Goal. Collect every line in the records below that contains the word "工具作多边形".

Extracted records:
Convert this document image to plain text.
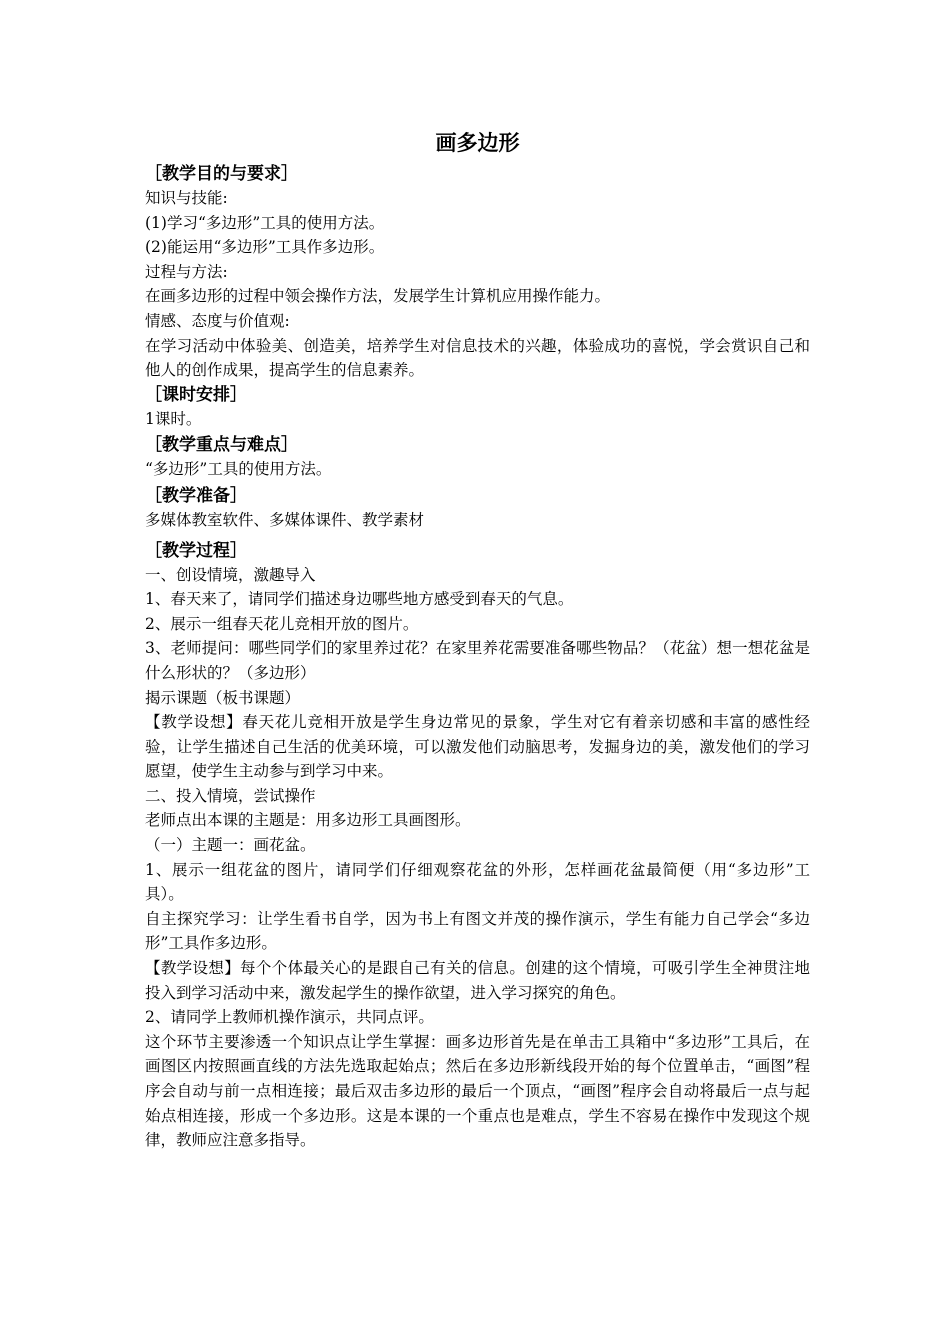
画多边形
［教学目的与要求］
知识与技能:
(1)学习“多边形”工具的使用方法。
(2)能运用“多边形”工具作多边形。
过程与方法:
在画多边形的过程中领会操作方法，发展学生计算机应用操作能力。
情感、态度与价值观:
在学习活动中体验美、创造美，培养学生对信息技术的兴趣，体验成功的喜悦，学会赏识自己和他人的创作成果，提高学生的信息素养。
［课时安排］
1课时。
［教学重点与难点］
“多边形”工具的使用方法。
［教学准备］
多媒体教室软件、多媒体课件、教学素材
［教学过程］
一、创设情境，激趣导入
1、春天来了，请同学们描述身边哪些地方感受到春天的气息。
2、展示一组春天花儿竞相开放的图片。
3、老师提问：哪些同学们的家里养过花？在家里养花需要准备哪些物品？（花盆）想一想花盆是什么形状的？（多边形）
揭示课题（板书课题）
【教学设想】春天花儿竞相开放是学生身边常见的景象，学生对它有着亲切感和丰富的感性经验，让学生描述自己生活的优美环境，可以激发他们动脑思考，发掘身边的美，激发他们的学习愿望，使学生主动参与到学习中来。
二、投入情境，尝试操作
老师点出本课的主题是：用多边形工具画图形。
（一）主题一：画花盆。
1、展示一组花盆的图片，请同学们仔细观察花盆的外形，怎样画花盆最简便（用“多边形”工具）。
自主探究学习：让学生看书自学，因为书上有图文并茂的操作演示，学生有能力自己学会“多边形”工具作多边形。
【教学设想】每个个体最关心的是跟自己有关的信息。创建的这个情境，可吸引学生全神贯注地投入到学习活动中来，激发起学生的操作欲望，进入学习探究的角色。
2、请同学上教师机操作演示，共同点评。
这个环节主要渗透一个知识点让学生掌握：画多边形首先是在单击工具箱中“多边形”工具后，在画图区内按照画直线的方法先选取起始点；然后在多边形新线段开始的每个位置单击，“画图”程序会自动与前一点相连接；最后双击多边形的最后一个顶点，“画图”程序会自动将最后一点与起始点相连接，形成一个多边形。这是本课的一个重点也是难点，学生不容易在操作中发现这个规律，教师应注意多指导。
...
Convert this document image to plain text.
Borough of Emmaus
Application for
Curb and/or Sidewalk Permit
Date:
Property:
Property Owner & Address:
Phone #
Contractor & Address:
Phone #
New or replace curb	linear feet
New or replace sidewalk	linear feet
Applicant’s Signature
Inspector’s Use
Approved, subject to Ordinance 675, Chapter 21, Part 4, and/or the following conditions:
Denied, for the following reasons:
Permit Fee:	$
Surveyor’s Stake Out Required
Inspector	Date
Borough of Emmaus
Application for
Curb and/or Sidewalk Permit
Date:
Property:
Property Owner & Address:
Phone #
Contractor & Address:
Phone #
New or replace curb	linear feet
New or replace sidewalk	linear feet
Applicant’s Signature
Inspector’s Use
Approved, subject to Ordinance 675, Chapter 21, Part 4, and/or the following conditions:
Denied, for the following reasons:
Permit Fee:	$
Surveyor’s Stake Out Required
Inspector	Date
...
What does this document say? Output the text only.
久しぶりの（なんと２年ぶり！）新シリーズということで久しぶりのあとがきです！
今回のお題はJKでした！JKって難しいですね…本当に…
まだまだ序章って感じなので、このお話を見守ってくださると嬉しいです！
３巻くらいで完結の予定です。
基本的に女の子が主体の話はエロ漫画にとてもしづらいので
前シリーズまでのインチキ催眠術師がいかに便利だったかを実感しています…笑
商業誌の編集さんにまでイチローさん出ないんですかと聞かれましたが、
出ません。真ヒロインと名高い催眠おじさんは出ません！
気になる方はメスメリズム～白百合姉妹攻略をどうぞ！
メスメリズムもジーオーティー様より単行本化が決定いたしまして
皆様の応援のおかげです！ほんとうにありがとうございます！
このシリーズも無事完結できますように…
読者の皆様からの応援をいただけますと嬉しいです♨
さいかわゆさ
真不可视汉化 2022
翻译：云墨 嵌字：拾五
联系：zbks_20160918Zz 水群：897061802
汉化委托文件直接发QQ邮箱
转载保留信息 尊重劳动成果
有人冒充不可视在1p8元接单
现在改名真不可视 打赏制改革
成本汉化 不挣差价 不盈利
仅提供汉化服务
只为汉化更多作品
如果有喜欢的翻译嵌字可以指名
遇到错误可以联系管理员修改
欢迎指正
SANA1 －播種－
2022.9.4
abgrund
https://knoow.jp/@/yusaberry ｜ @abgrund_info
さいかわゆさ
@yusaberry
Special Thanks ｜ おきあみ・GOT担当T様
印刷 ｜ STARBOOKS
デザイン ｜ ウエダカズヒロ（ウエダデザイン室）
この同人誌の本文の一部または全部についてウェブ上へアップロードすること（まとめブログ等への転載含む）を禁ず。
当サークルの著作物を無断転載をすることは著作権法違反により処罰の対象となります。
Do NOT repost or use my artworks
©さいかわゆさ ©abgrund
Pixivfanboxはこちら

Reply.
(2)能运用“多边形”工具作多边形。
自主探究学习：让学生看书自学，因为书上有图文并茂的操作演示，学生有能力自己学会“多边形”工具作多边形。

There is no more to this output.